[start of Listing]
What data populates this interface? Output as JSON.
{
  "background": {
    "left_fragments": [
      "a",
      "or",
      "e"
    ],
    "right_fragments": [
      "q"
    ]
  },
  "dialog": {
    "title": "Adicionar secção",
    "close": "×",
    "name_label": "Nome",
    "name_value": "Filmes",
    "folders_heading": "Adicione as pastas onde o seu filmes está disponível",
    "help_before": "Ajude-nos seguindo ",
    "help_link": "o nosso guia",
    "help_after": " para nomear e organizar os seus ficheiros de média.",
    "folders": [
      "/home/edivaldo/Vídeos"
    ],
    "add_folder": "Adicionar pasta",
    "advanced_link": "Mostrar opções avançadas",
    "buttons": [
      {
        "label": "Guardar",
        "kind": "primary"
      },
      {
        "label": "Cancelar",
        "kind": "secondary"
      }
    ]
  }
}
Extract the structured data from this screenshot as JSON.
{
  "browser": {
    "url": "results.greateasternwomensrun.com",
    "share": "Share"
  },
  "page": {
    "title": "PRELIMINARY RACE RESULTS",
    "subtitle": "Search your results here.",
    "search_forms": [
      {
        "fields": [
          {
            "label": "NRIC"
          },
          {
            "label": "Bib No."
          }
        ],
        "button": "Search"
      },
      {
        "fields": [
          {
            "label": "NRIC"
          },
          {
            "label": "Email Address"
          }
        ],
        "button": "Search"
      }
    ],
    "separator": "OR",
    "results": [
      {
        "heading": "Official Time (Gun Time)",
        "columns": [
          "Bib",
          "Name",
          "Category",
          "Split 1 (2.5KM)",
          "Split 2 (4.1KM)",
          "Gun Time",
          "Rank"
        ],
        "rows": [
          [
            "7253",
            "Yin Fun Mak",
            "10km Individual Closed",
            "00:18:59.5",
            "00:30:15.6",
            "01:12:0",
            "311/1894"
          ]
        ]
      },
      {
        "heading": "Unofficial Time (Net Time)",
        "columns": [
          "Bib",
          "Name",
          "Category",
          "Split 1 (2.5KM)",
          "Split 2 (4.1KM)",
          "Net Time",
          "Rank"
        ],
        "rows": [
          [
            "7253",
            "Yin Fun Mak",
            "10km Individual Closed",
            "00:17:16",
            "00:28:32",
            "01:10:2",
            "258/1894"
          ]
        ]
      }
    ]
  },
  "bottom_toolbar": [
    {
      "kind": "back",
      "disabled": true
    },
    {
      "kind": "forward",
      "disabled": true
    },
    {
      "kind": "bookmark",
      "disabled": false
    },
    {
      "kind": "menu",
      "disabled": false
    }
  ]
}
[end of Listing]
**Given task:**
Output the full listing without altering anything.

**Complete response:**
What data populates this interface? Output as JSON.
{
  "background": {
    "left_fragments": [
      "a",
      "or",
      "e"
    ],
    "right_fragments": [
      "q"
    ]
  },
  "dialog": {
    "title": "Adicionar secção",
    "close": "×",
    "name_label": "Nome",
    "name_value": "Filmes",
    "folders_heading": "Adicione as pastas onde o seu filmes está disponível",
    "help_before": "Ajude-nos seguindo ",
    "help_link": "o nosso guia",
    "help_after": " para nomear e organizar os seus ficheiros de média.",
    "folders": [
      "/home/edivaldo/Vídeos"
    ],
    "add_folder": "Adicionar pasta",
    "advanced_link": "Mostrar opções avançadas",
    "buttons": [
      {
        "label": "Guardar",
        "kind": "primary"
      },
      {
        "label": "Cancelar",
        "kind": "secondary"
      }
    ]
  }
}
Extract the structured data from this screenshot as JSON.
{
  "browser": {
    "url": "results.greateasternwomensrun.com",
    "share": "Share"
  },
  "page": {
    "title": "PRELIMINARY RACE RESULTS",
    "subtitle": "Search your results here.",
    "search_forms": [
      {
        "fields": [
          {
            "label": "NRIC"
          },
          {
            "label": "Bib No."
          }
        ],
        "button": "Search"
      },
      {
        "fields": [
          {
            "label": "NRIC"
          },
          {
            "label": "Email Address"
          }
        ],
        "button": "Search"
      }
    ],
    "separator": "OR",
    "results": [
      {
        "heading": "Official Time (Gun Time)",
        "columns": [
          "Bib",
          "Name",
          "Category",
          "Split 1 (2.5KM)",
          "Split 2 (4.1KM)",
          "Gun Time",
          "Rank"
        ],
        "rows": [
          [
            "7253",
            "Yin Fun Mak",
            "10km Individual Closed",
            "00:18:59.5",
            "00:30:15.6",
            "01:12:0",
            "311/1894"
          ]
        ]
      },
      {
        "heading": "Unofficial Time (Net Time)",
        "columns": [
          "Bib",
          "Name",
          "Category",
          "Split 1 (2.5KM)",
          "Split 2 (4.1KM)",
          "Net Time",
          "Rank"
        ],
        "rows": [
          [
            "7253",
            "Yin Fun Mak",
            "10km Individual Closed",
            "00:17:16",
            "00:28:32",
            "01:10:2",
            "258/1894"
          ]
        ]
      }
    ]
  },
  "bottom_toolbar": [
    {
      "kind": "back",
      "disabled": true
    },
    {
      "kind": "forward",
      "disabled": true
    },
    {
      "kind": "bookmark",
      "disabled": false
    },
    {
      "kind": "menu",
      "disabled": false
    }
  ]
}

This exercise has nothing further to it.